• _TASK TO CARRY OUT_
Everything in the listing should be restated word for word.

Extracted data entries
....

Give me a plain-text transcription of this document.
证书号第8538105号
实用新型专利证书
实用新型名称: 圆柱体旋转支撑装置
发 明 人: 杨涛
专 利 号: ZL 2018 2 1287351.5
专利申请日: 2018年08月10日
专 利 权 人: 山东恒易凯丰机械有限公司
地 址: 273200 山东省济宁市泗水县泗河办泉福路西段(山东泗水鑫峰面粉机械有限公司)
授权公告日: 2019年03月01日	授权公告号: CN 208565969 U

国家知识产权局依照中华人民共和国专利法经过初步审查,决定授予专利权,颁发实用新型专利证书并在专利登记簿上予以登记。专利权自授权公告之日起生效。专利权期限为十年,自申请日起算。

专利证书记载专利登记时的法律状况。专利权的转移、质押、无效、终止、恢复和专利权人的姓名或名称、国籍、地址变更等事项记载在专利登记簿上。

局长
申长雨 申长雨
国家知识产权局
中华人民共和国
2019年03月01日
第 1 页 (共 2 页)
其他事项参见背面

....

• _SOLUTION TO THIS PROBLEM_
Give me a plain-text transcription of this document.
证书号第8538105号
实用新型专利证书
实用新型名称: 圆柱体旋转支撑装置
发 明 人: 杨涛
专 利 号: ZL 2018 2 1287351.5
专利申请日: 2018年08月10日
专 利 权 人: 山东恒易凯丰机械有限公司
地 址: 273200 山东省济宁市泗水县泗河办泉福路西段(山东泗水鑫峰面粉机械有限公司)
授权公告日: 2019年03月01日	授权公告号: CN 208565969 U

国家知识产权局依照中华人民共和国专利法经过初步审查,决定授予专利权,颁发实用新型专利证书并在专利登记簿上予以登记。专利权自授权公告之日起生效。专利权期限为十年,自申请日起算。

专利证书记载专利登记时的法律状况。专利权的转移、质押、无效、终止、恢复和专利权人的姓名或名称、国籍、地址变更等事项记载在专利登记簿上。

局长
申长雨 申长雨
国家知识产权局
中华人民共和国
2019年03月01日
第 1 页 (共 2 页)
其他事项参见背面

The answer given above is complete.